(Saved data entries)
****************

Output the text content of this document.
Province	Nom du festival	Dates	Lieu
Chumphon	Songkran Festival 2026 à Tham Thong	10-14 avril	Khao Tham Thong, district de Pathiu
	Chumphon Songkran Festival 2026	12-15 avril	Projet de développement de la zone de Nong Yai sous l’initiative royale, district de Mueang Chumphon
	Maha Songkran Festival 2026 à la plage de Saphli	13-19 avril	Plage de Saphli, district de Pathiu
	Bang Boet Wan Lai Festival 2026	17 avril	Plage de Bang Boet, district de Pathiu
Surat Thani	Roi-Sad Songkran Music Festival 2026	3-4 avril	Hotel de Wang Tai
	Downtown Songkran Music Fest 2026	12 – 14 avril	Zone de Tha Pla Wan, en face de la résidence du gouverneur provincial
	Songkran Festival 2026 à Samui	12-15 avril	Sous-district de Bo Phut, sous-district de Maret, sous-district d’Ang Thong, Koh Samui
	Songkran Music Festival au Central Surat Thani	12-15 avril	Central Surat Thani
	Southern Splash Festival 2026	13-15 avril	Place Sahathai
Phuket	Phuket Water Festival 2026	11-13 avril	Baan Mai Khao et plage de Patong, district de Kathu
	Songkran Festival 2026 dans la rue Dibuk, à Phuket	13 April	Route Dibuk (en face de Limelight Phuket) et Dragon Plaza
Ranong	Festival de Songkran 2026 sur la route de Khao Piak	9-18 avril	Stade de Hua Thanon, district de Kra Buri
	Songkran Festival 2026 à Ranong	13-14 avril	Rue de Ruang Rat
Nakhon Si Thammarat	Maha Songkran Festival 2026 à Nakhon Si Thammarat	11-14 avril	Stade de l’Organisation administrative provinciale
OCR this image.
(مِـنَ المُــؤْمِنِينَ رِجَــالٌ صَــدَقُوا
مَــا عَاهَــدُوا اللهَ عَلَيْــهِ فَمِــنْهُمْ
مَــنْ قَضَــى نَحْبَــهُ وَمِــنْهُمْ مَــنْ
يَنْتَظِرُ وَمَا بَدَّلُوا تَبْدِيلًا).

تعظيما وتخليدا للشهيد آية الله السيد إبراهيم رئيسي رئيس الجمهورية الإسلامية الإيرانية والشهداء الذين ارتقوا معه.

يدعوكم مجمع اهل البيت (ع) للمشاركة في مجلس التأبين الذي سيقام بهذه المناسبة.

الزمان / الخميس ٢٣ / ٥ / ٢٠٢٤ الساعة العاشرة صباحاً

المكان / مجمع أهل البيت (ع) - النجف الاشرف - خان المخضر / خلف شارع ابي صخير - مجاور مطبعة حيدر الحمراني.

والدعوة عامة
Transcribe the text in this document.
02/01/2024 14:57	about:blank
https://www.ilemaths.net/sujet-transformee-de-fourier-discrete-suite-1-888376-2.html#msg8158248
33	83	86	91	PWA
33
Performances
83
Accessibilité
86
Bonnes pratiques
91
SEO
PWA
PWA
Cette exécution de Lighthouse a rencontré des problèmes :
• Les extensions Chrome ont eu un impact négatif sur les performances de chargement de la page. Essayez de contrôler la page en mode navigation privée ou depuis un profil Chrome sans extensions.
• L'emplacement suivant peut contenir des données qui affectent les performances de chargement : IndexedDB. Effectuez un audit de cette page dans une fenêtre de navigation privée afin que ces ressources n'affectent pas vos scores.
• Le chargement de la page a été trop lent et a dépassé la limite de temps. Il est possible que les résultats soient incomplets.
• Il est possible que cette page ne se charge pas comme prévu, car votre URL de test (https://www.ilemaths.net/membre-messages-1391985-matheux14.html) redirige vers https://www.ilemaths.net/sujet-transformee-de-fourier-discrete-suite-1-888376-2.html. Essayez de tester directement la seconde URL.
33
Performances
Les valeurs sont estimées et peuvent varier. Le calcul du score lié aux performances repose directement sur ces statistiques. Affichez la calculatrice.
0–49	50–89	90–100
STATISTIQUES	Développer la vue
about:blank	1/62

****************

→ The request: Return all the data exactly as given.

→ Output of the exercise:
Output the text content of this document.
Province	Nom du festival	Dates	Lieu
Chumphon	Songkran Festival 2026 à Tham Thong	10-14 avril	Khao Tham Thong, district de Pathiu
	Chumphon Songkran Festival 2026	12-15 avril	Projet de développement de la zone de Nong Yai sous l’initiative royale, district de Mueang Chumphon
	Maha Songkran Festival 2026 à la plage de Saphli	13-19 avril	Plage de Saphli, district de Pathiu
	Bang Boet Wan Lai Festival 2026	17 avril	Plage de Bang Boet, district de Pathiu
Surat Thani	Roi-Sad Songkran Music Festival 2026	3-4 avril	Hotel de Wang Tai
	Downtown Songkran Music Fest 2026	12 – 14 avril	Zone de Tha Pla Wan, en face de la résidence du gouverneur provincial
	Songkran Festival 2026 à Samui	12-15 avril	Sous-district de Bo Phut, sous-district de Maret, sous-district d’Ang Thong, Koh Samui
	Songkran Music Festival au Central Surat Thani	12-15 avril	Central Surat Thani
	Southern Splash Festival 2026	13-15 avril	Place Sahathai
Phuket	Phuket Water Festival 2026	11-13 avril	Baan Mai Khao et plage de Patong, district de Kathu
	Songkran Festival 2026 dans la rue Dibuk, à Phuket	13 April	Route Dibuk (en face de Limelight Phuket) et Dragon Plaza
Ranong	Festival de Songkran 2026 sur la route de Khao Piak	9-18 avril	Stade de Hua Thanon, district de Kra Buri
	Songkran Festival 2026 à Ranong	13-14 avril	Rue de Ruang Rat
Nakhon Si Thammarat	Maha Songkran Festival 2026 à Nakhon Si Thammarat	11-14 avril	Stade de l’Organisation administrative provinciale
OCR this image.
(مِـنَ المُــؤْمِنِينَ رِجَــالٌ صَــدَقُوا
مَــا عَاهَــدُوا اللهَ عَلَيْــهِ فَمِــنْهُمْ
مَــنْ قَضَــى نَحْبَــهُ وَمِــنْهُمْ مَــنْ
يَنْتَظِرُ وَمَا بَدَّلُوا تَبْدِيلًا).

تعظيما وتخليدا للشهيد آية الله السيد إبراهيم رئيسي رئيس الجمهورية الإسلامية الإيرانية والشهداء الذين ارتقوا معه.

يدعوكم مجمع اهل البيت (ع) للمشاركة في مجلس التأبين الذي سيقام بهذه المناسبة.

الزمان / الخميس ٢٣ / ٥ / ٢٠٢٤ الساعة العاشرة صباحاً

المكان / مجمع أهل البيت (ع) - النجف الاشرف - خان المخضر / خلف شارع ابي صخير - مجاور مطبعة حيدر الحمراني.

والدعوة عامة
Transcribe the text in this document.
02/01/2024 14:57	about:blank
https://www.ilemaths.net/sujet-transformee-de-fourier-discrete-suite-1-888376-2.html#msg8158248
33	83	86	91	PWA
33
Performances
83
Accessibilité
86
Bonnes pratiques
91
SEO
PWA
PWA
Cette exécution de Lighthouse a rencontré des problèmes :
• Les extensions Chrome ont eu un impact négatif sur les performances de chargement de la page. Essayez de contrôler la page en mode navigation privée ou depuis un profil Chrome sans extensions.
• L'emplacement suivant peut contenir des données qui affectent les performances de chargement : IndexedDB. Effectuez un audit de cette page dans une fenêtre de navigation privée afin que ces ressources n'affectent pas vos scores.
• Le chargement de la page a été trop lent et a dépassé la limite de temps. Il est possible que les résultats soient incomplets.
• Il est possible que cette page ne se charge pas comme prévu, car votre URL de test (https://www.ilemaths.net/membre-messages-1391985-matheux14.html) redirige vers https://www.ilemaths.net/sujet-transformee-de-fourier-discrete-suite-1-888376-2.html. Essayez de tester directement la seconde URL.
33
Performances
Les valeurs sont estimées et peuvent varier. Le calcul du score lié aux performances repose directement sur ces statistiques. Affichez la calculatrice.
0–49	50–89	90–100
STATISTIQUES	Développer la vue
about:blank	1/62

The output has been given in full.